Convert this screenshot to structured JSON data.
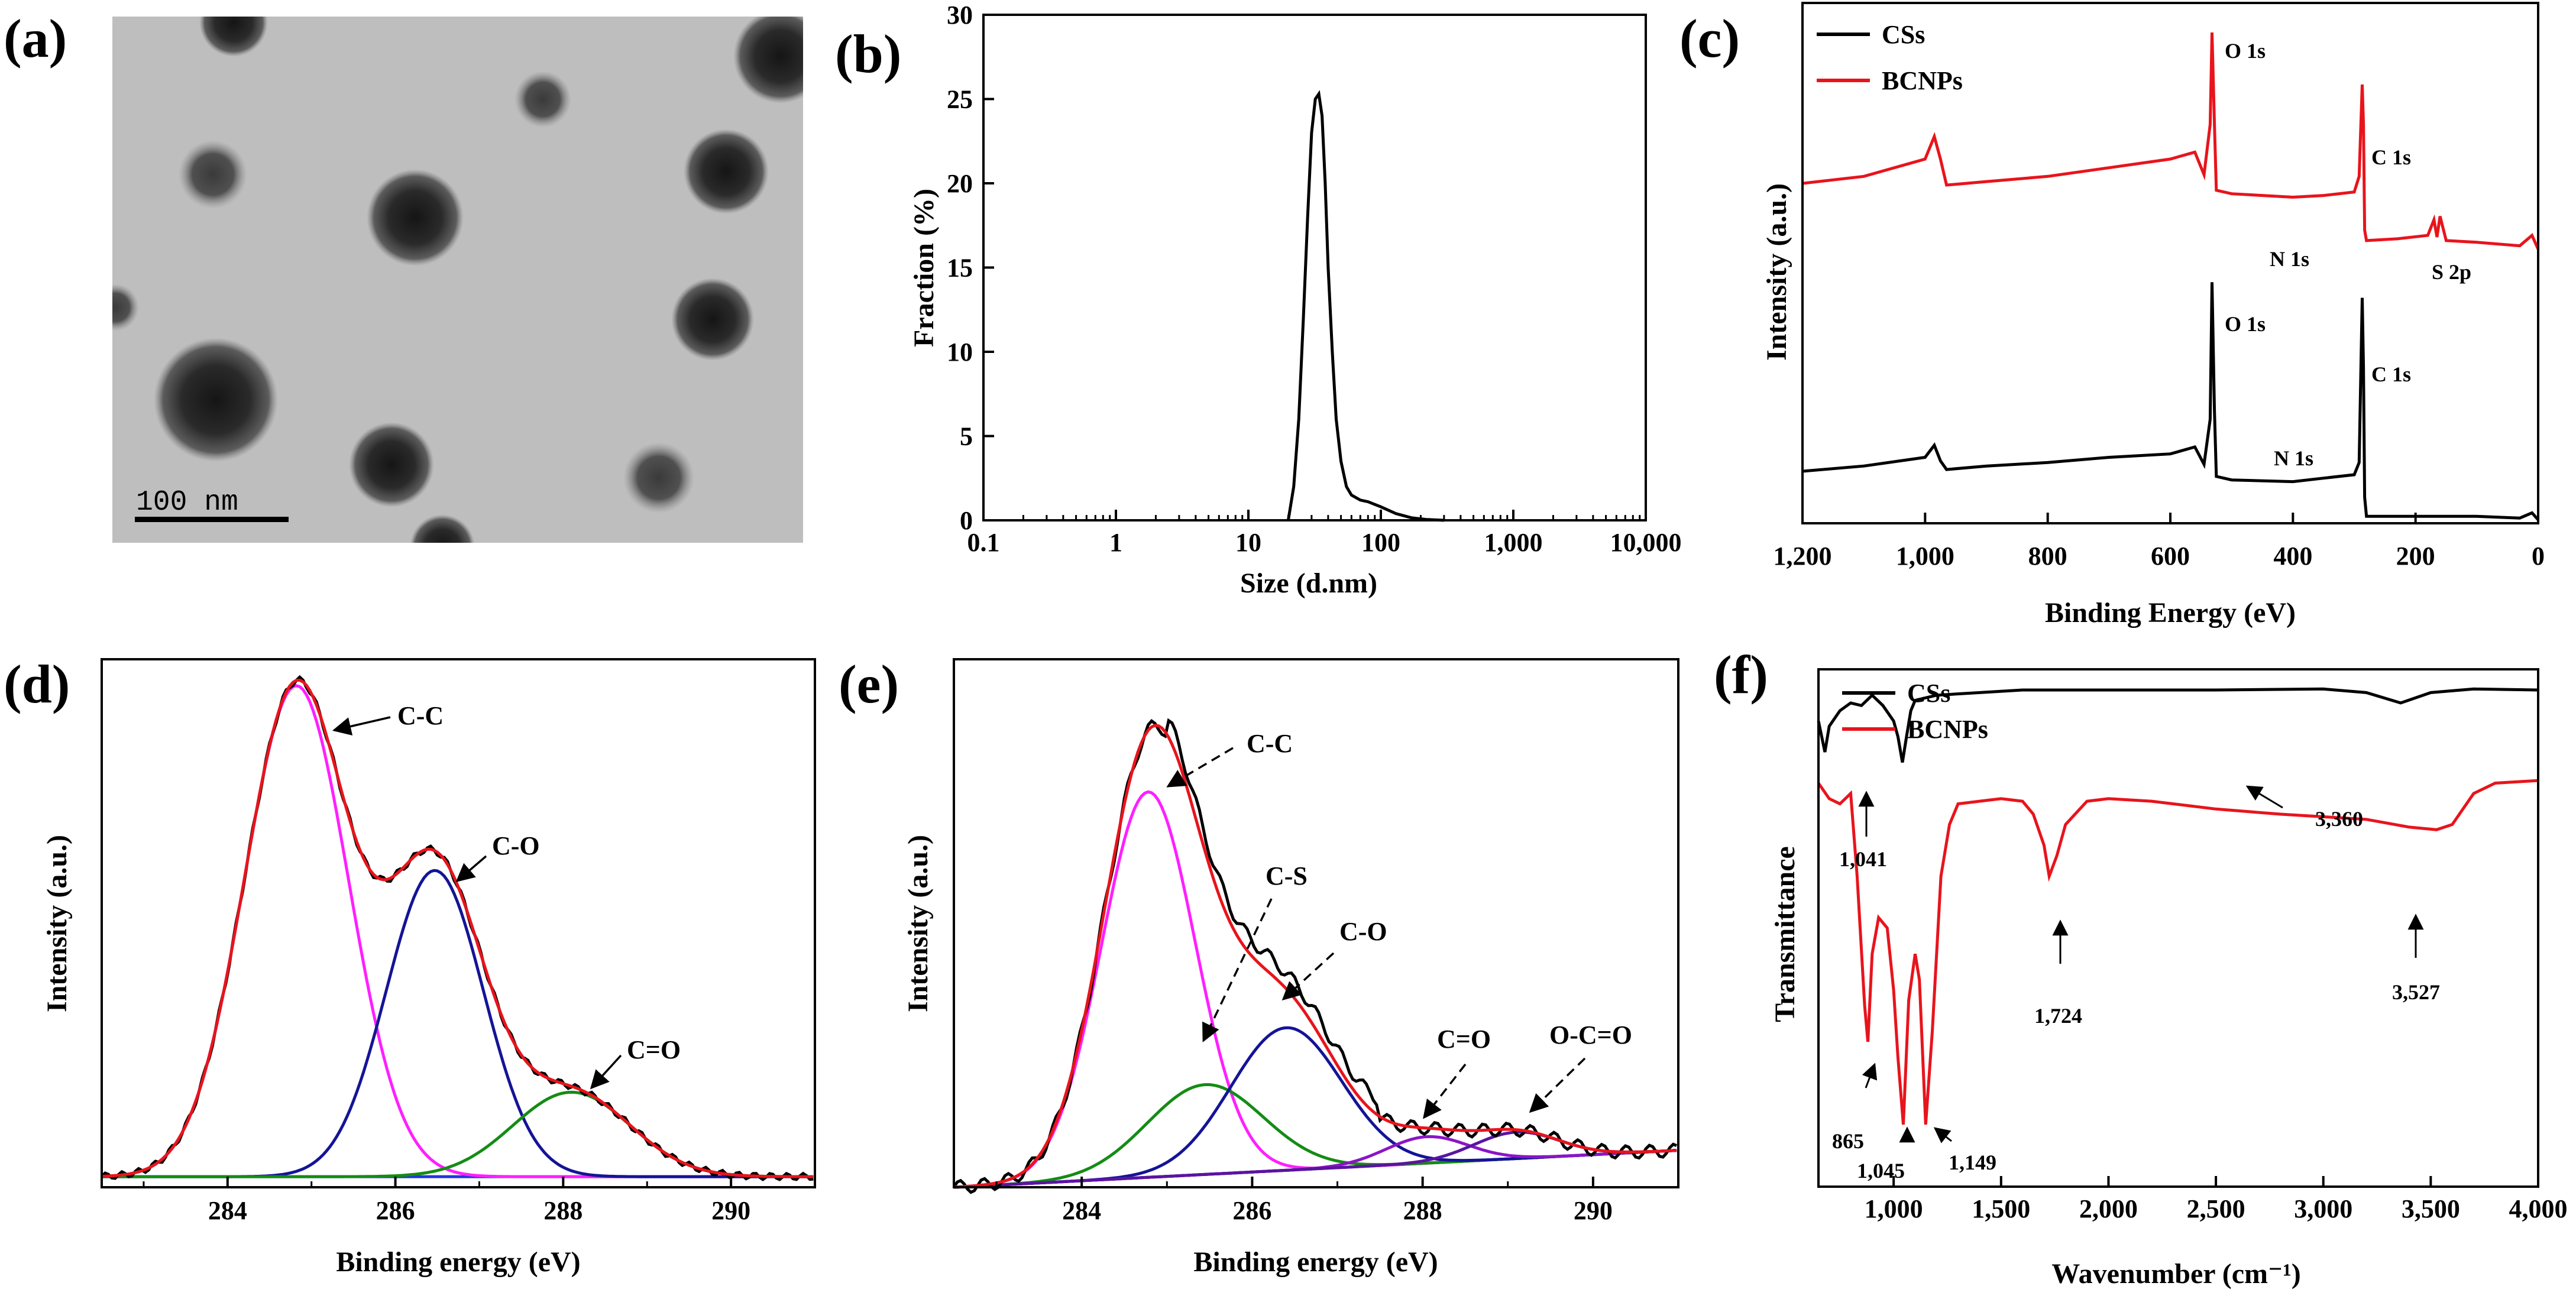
{
  "colors": {
    "black": "#000000",
    "red": "#e8141c",
    "magenta": "#ff1fff",
    "navy": "#141497",
    "green": "#148c14",
    "purple": "#8c14c8",
    "violet": "#5a14a0",
    "blue": "#1f36e0"
  },
  "chart_data": [
    {
      "panel": "(a)",
      "type": "other",
      "description_label": "TEM micrograph",
      "scale_bar": "100 nm"
    },
    {
      "panel": "(b)",
      "type": "line",
      "xlabel": "Size (d.nm)",
      "ylabel": "Fraction (%)",
      "xscale": "log",
      "xlim": [
        0.1,
        10000
      ],
      "ylim": [
        0,
        30
      ],
      "xticks": [
        0.1,
        1,
        10,
        100,
        1000,
        10000
      ],
      "xtick_labels": [
        "0.1",
        "1",
        "10",
        "100",
        "1,000",
        "10,000"
      ],
      "yticks": [
        0,
        5,
        10,
        15,
        20,
        25,
        30
      ],
      "ytick_labels": [
        "0",
        "5",
        "10",
        "15",
        "20",
        "25",
        "30"
      ],
      "x": [
        20,
        22,
        24,
        26,
        28,
        30,
        32,
        34,
        36,
        38,
        40,
        43,
        46,
        50,
        55,
        60,
        70,
        80,
        100,
        130,
        170,
        220,
        300
      ],
      "y": [
        0,
        2,
        6,
        12,
        18,
        23,
        25,
        25.3,
        24,
        20,
        15,
        10,
        6,
        3.5,
        2,
        1.5,
        1.2,
        1.1,
        0.8,
        0.4,
        0.15,
        0.05,
        0
      ]
    },
    {
      "panel": "(c)",
      "type": "line",
      "xlabel": "Binding Energy (eV)",
      "ylabel": "Intensity (a.u.)",
      "xlim": [
        1200,
        0
      ],
      "xticks": [
        1200,
        1000,
        800,
        600,
        400,
        200,
        0
      ],
      "xtick_labels": [
        "1,200",
        "1,000",
        "800",
        "600",
        "400",
        "200",
        "0"
      ],
      "legend": [
        {
          "name": "CSs",
          "color": "#000000"
        },
        {
          "name": "BCNPs",
          "color": "#e8141c"
        }
      ],
      "series": [
        {
          "name": "CSs",
          "x": [
            1200,
            1100,
            1000,
            985,
            975,
            965,
            900,
            800,
            700,
            600,
            560,
            545,
            535,
            532,
            528,
            525,
            500,
            400,
            350,
            300,
            292,
            287,
            285,
            283,
            280,
            200,
            100,
            30,
            10,
            0
          ],
          "y": [
            3.0,
            3.3,
            3.8,
            4.5,
            3.6,
            3.1,
            3.3,
            3.5,
            3.8,
            4.0,
            4.4,
            3.4,
            6.0,
            13.9,
            6.5,
            2.7,
            2.5,
            2.4,
            2.6,
            2.8,
            3.5,
            13.0,
            9.0,
            1.5,
            0.4,
            0.4,
            0.4,
            0.3,
            0.6,
            0.2
          ]
        },
        {
          "name": "BCNPs",
          "x": [
            1200,
            1100,
            1000,
            985,
            975,
            965,
            900,
            800,
            700,
            600,
            560,
            545,
            535,
            532,
            528,
            525,
            500,
            400,
            350,
            300,
            292,
            287,
            285,
            283,
            280,
            230,
            180,
            170,
            165,
            160,
            150,
            100,
            30,
            10,
            0
          ],
          "y": [
            19.6,
            20.0,
            21.0,
            22.3,
            21.0,
            19.5,
            19.7,
            20.0,
            20.5,
            21.0,
            21.4,
            20.1,
            23.0,
            28.3,
            23.0,
            19.2,
            19.0,
            18.8,
            18.9,
            19.1,
            20.0,
            25.3,
            23.0,
            16.9,
            16.3,
            16.4,
            16.6,
            17.5,
            16.5,
            17.7,
            16.3,
            16.2,
            16.0,
            16.6,
            15.8
          ]
        }
      ],
      "annotations": [
        "O 1s",
        "C 1s",
        "N 1s",
        "S 2p",
        "O 1s",
        "C 1s",
        "N 1s"
      ]
    },
    {
      "panel": "(d)",
      "type": "line",
      "xlabel": "Binding energy (eV)",
      "ylabel": "Intensity (a.u.)",
      "xlim": [
        282.5,
        291
      ],
      "xticks": [
        284,
        286,
        288,
        290
      ],
      "xtick_labels": [
        "284",
        "286",
        "288",
        "290"
      ],
      "baseline": 0.02,
      "components": [
        {
          "name": "C-C",
          "center": 284.82,
          "amplitude": 0.93,
          "sigma": 0.62,
          "color": "#ff1fff"
        },
        {
          "name": "C-O",
          "center": 286.47,
          "amplitude": 0.58,
          "sigma": 0.58,
          "color": "#141497"
        },
        {
          "name": "C=O",
          "center": 288.1,
          "amplitude": 0.16,
          "sigma": 0.7,
          "color": "#148c14"
        }
      ],
      "envelope_colors": [
        "#000000",
        "#e8141c"
      ],
      "annotations": [
        "C-C",
        "C-O",
        "C=O"
      ]
    },
    {
      "panel": "(e)",
      "type": "line",
      "xlabel": "Binding energy (eV)",
      "ylabel": "Intensity (a.u.)",
      "xlim": [
        282.5,
        291
      ],
      "xticks": [
        284,
        286,
        288,
        290
      ],
      "xtick_labels": [
        "284",
        "286",
        "288",
        "290"
      ],
      "baseline_range": [
        0.0,
        0.07
      ],
      "components": [
        {
          "name": "C-C",
          "center": 284.78,
          "amplitude": 0.73,
          "sigma": 0.55,
          "color": "#ff1fff"
        },
        {
          "name": "C-S",
          "center": 285.45,
          "amplitude": 0.17,
          "sigma": 0.68,
          "color": "#148c14"
        },
        {
          "name": "C-O",
          "center": 286.4,
          "amplitude": 0.27,
          "sigma": 0.65,
          "color": "#141497"
        },
        {
          "name": "C=O",
          "center": 288.05,
          "amplitude": 0.05,
          "sigma": 0.48,
          "color": "#8c14c8"
        },
        {
          "name": "O-C=O",
          "center": 289.1,
          "amplitude": 0.05,
          "sigma": 0.5,
          "color": "#5a14a0"
        }
      ],
      "envelope_colors": [
        "#000000",
        "#e8141c"
      ],
      "annotations": [
        "C-C",
        "C-S",
        "C-O",
        "C=O",
        "O-C=O"
      ]
    },
    {
      "panel": "(f)",
      "type": "line",
      "xlabel": "Wavenumber (cm⁻¹)",
      "ylabel": "Transmittance",
      "xlim": [
        650,
        4000
      ],
      "xticks": [
        1000,
        1500,
        2000,
        2500,
        3000,
        3500,
        4000
      ],
      "xtick_labels": [
        "1,000",
        "1,500",
        "2,000",
        "2,500",
        "3,000",
        "3,500",
        "4,000"
      ],
      "legend": [
        {
          "name": "CSs",
          "color": "#000000"
        },
        {
          "name": "BCNPs",
          "color": "#e8141c"
        }
      ],
      "series": [
        {
          "name": "CSs",
          "x": [
            650,
            680,
            700,
            750,
            800,
            850,
            900,
            950,
            1000,
            1020,
            1041,
            1060,
            1080,
            1100,
            1200,
            1400,
            1600,
            2000,
            2500,
            3000,
            3200,
            3360,
            3500,
            3700,
            4000
          ],
          "y": [
            0.9,
            0.84,
            0.89,
            0.92,
            0.935,
            0.93,
            0.95,
            0.93,
            0.9,
            0.87,
            0.82,
            0.87,
            0.92,
            0.94,
            0.95,
            0.955,
            0.96,
            0.96,
            0.96,
            0.962,
            0.955,
            0.935,
            0.955,
            0.962,
            0.96
          ]
        },
        {
          "name": "BCNPs",
          "x": [
            650,
            700,
            750,
            800,
            830,
            865,
            880,
            900,
            930,
            970,
            1000,
            1020,
            1045,
            1070,
            1100,
            1120,
            1149,
            1180,
            1220,
            1260,
            1300,
            1400,
            1500,
            1600,
            1650,
            1700,
            1724,
            1760,
            1800,
            1900,
            2000,
            2200,
            2500,
            2800,
            3000,
            3200,
            3400,
            3527,
            3600,
            3700,
            3800,
            4000
          ],
          "y": [
            0.78,
            0.75,
            0.74,
            0.76,
            0.6,
            0.35,
            0.28,
            0.45,
            0.52,
            0.5,
            0.38,
            0.25,
            0.12,
            0.36,
            0.45,
            0.4,
            0.12,
            0.3,
            0.6,
            0.7,
            0.74,
            0.745,
            0.75,
            0.745,
            0.72,
            0.66,
            0.6,
            0.64,
            0.7,
            0.745,
            0.75,
            0.745,
            0.73,
            0.72,
            0.715,
            0.71,
            0.695,
            0.69,
            0.7,
            0.76,
            0.78,
            0.785
          ]
        }
      ],
      "annotations": [
        "3,360",
        "1,041",
        "1,724",
        "3,527",
        "865",
        "1,045",
        "1,149"
      ]
    }
  ],
  "labels": {
    "a": "(a)",
    "b": "(b)",
    "c": "(c)",
    "d": "(d)",
    "e": "(e)",
    "f": "(f)",
    "scale_bar": "100 nm",
    "b_xlabel": "Size (d.nm)",
    "b_ylabel": "Fraction (%)",
    "c_xlabel": "Binding Energy (eV)",
    "c_ylabel": "Intensity (a.u.)",
    "c_leg1": "CSs",
    "c_leg2": "BCNPs",
    "c_o1s_red": "O 1s",
    "c_c1s_red": "C 1s",
    "c_n1s_red": "N 1s",
    "c_s2p": "S 2p",
    "c_o1s_blk": "O 1s",
    "c_c1s_blk": "C 1s",
    "c_n1s_blk": "N 1s",
    "d_xlabel": "Binding energy (eV)",
    "d_ylabel": "Intensity (a.u.)",
    "d_cc": "C-C",
    "d_co": "C-O",
    "d_c2o": "C=O",
    "e_xlabel": "Binding energy (eV)",
    "e_ylabel": "Intensity (a.u.)",
    "e_cc": "C-C",
    "e_cs": "C-S",
    "e_co": "C-O",
    "e_c2o": "C=O",
    "e_occo": "O-C=O",
    "f_xlabel": "Wavenumber (cm⁻¹)",
    "f_ylabel": "Transmittance",
    "f_leg1": "CSs",
    "f_leg2": "BCNPs",
    "f_3360": "3,360",
    "f_1041": "1,041",
    "f_1724": "1,724",
    "f_3527": "3,527",
    "f_865": "865",
    "f_1045": "1,045",
    "f_1149": "1,149"
  }
}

(AIM)
Locate the word "amplitude" in the records and collect each line it appears in.

(ANSWER TO THIS TASK)
          "amplitude": 0.93,
          "amplitude": 0.58,
          "amplitude": 0.16,
          "amplitude": 0.73,
          "amplitude": 0.17,
          "amplitude": 0.27,
          "amplitude": 0.05,
          "amplitude": 0.05,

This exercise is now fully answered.